[Start Material to process]

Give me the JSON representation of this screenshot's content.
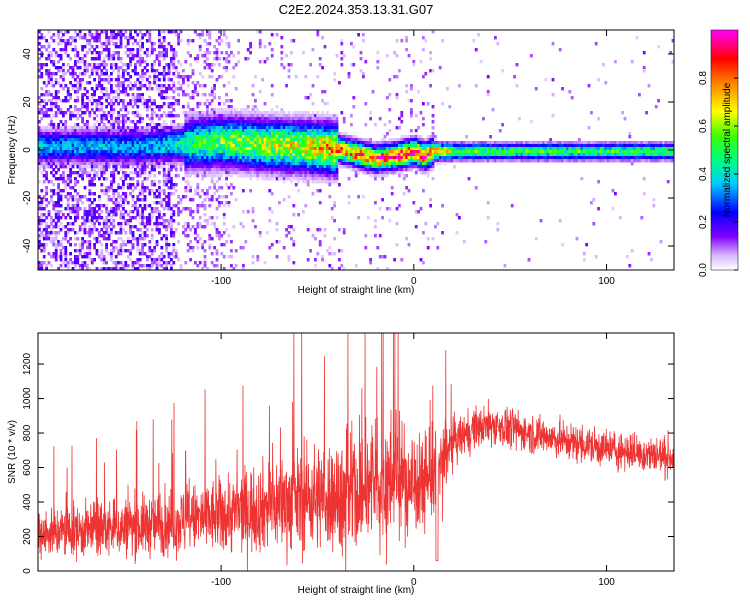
{
  "figure": {
    "title": "C2E2.2024.353.13.31.G07"
  },
  "chart_data": [
    {
      "type": "heatmap",
      "name": "spectrogram",
      "xlabel": "Height of straight line (km)",
      "ylabel": "Frequency (Hz)",
      "xlim": [
        -195,
        135
      ],
      "ylim": [
        -50,
        50
      ],
      "x_ticks": [
        -100,
        0,
        100
      ],
      "y_ticks": [
        -40,
        -20,
        0,
        20,
        40
      ],
      "colorbar": {
        "label": "Normalized spectral amplitude",
        "range": [
          0,
          1
        ],
        "ticks": [
          0.0,
          0.2,
          0.4,
          0.6,
          0.8
        ],
        "colormap": [
          "#ffffff",
          "#8000ff",
          "#0000ff",
          "#00ffff",
          "#00ff00",
          "#ffff00",
          "#ff8000",
          "#ff0000",
          "#ff00ff"
        ]
      },
      "ridge": {
        "description_values": "dominant frequency vs height",
        "x": [
          -140,
          -120,
          -100,
          -80,
          -60,
          -40,
          -30,
          -20,
          -10,
          0,
          5,
          10,
          20,
          50,
          100,
          135
        ],
        "y": [
          2,
          3,
          4,
          3,
          2,
          1,
          -1,
          -3,
          -2,
          0,
          -2,
          0,
          0,
          0,
          0,
          0
        ],
        "amplitude": [
          0.35,
          0.45,
          0.55,
          0.6,
          0.65,
          0.75,
          0.8,
          0.85,
          0.85,
          0.9,
          0.9,
          0.8,
          0.55,
          0.5,
          0.5,
          0.5
        ]
      }
    },
    {
      "type": "line",
      "name": "snr",
      "xlabel": "Height of straight line (km)",
      "ylabel": "SNR (10 * v/v)",
      "xlim": [
        -195,
        135
      ],
      "ylim": [
        0,
        1380
      ],
      "x_ticks": [
        -100,
        0,
        100
      ],
      "y_ticks": [
        0,
        200,
        400,
        600,
        800,
        1000,
        1200
      ],
      "series": [
        {
          "color": "#ee3333",
          "envelope_x": [
            -195,
            -175,
            -150,
            -125,
            -100,
            -75,
            -50,
            -30,
            -20,
            -10,
            0,
            10,
            20,
            30,
            40,
            60,
            80,
            100,
            120,
            135
          ],
          "envelope_mean": [
            220,
            230,
            250,
            280,
            320,
            380,
            430,
            450,
            500,
            520,
            510,
            560,
            740,
            820,
            850,
            800,
            750,
            710,
            680,
            660
          ],
          "envelope_spread": [
            130,
            140,
            150,
            170,
            200,
            240,
            280,
            320,
            330,
            320,
            300,
            250,
            120,
            110,
            110,
            100,
            100,
            100,
            100,
            100
          ]
        }
      ]
    }
  ]
}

[End Material to process]

The task:
Scan the material above. Copy each line where "ylabel" occurs.

Task answer:
      "ylabel": "Frequency (Hz)",
      "ylabel": "SNR (10 * v/v)",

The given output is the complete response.